#### WHAT THE EXERCISE ASKS
Repeat the material in full. Keep every line exactly as it is.

#### DATA LISTING
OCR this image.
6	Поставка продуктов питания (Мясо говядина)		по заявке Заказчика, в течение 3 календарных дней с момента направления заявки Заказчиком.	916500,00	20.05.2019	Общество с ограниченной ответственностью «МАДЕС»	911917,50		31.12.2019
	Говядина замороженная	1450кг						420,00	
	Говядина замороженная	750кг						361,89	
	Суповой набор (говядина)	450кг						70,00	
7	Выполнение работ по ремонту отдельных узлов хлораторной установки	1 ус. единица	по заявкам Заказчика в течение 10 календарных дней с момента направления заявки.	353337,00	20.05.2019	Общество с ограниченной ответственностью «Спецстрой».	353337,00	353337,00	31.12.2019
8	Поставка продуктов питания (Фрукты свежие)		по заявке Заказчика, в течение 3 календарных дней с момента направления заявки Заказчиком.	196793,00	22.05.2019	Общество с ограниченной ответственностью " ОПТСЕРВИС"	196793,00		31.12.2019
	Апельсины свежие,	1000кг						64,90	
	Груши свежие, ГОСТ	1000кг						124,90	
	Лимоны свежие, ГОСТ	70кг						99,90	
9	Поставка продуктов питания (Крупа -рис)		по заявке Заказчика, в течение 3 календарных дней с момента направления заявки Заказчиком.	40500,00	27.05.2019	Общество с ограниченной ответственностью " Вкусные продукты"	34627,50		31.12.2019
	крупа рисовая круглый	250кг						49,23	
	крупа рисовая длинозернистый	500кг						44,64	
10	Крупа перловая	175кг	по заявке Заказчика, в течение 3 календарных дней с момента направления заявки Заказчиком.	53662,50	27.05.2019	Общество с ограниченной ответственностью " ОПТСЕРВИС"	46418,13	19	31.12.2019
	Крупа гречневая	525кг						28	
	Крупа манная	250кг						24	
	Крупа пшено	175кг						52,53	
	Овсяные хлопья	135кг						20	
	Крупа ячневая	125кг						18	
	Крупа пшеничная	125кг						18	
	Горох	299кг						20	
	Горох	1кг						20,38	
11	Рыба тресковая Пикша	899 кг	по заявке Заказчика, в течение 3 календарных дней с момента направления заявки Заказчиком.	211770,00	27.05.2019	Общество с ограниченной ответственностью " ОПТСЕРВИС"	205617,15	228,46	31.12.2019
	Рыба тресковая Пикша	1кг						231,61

#### ANSWER IN FULL
OCR this image.
6	Поставка продуктов питания (Мясо говядина)		по заявке Заказчика, в течение 3 календарных дней с момента направления заявки Заказчиком.	916500,00	20.05.2019	Общество с ограниченной ответственностью «МАДЕС»	911917,50		31.12.2019
	Говядина замороженная	1450кг						420,00	
	Говядина замороженная	750кг						361,89	
	Суповой набор (говядина)	450кг						70,00	
7	Выполнение работ по ремонту отдельных узлов хлораторной установки	1 ус. единица	по заявкам Заказчика в течение 10 календарных дней с момента направления заявки.	353337,00	20.05.2019	Общество с ограниченной ответственностью «Спецстрой».	353337,00	353337,00	31.12.2019
8	Поставка продуктов питания (Фрукты свежие)		по заявке Заказчика, в течение 3 календарных дней с момента направления заявки Заказчиком.	196793,00	22.05.2019	Общество с ограниченной ответственностью " ОПТСЕРВИС"	196793,00		31.12.2019
	Апельсины свежие,	1000кг						64,90	
	Груши свежие, ГОСТ	1000кг						124,90	
	Лимоны свежие, ГОСТ	70кг						99,90	
9	Поставка продуктов питания (Крупа -рис)		по заявке Заказчика, в течение 3 календарных дней с момента направления заявки Заказчиком.	40500,00	27.05.2019	Общество с ограниченной ответственностью " Вкусные продукты"	34627,50		31.12.2019
	крупа рисовая круглый	250кг						49,23	
	крупа рисовая длинозернистый	500кг						44,64	
10	Крупа перловая	175кг	по заявке Заказчика, в течение 3 календарных дней с момента направления заявки Заказчиком.	53662,50	27.05.2019	Общество с ограниченной ответственностью " ОПТСЕРВИС"	46418,13	19	31.12.2019
	Крупа гречневая	525кг						28	
	Крупа манная	250кг						24	
	Крупа пшено	175кг						52,53	
	Овсяные хлопья	135кг						20	
	Крупа ячневая	125кг						18	
	Крупа пшеничная	125кг						18	
	Горох	299кг						20	
	Горох	1кг						20,38	
11	Рыба тресковая Пикша	899 кг	по заявке Заказчика, в течение 3 календарных дней с момента направления заявки Заказчиком.	211770,00	27.05.2019	Общество с ограниченной ответственностью " ОПТСЕРВИС"	205617,15	228,46	31.12.2019
	Рыба тресковая Пикша	1кг						231,61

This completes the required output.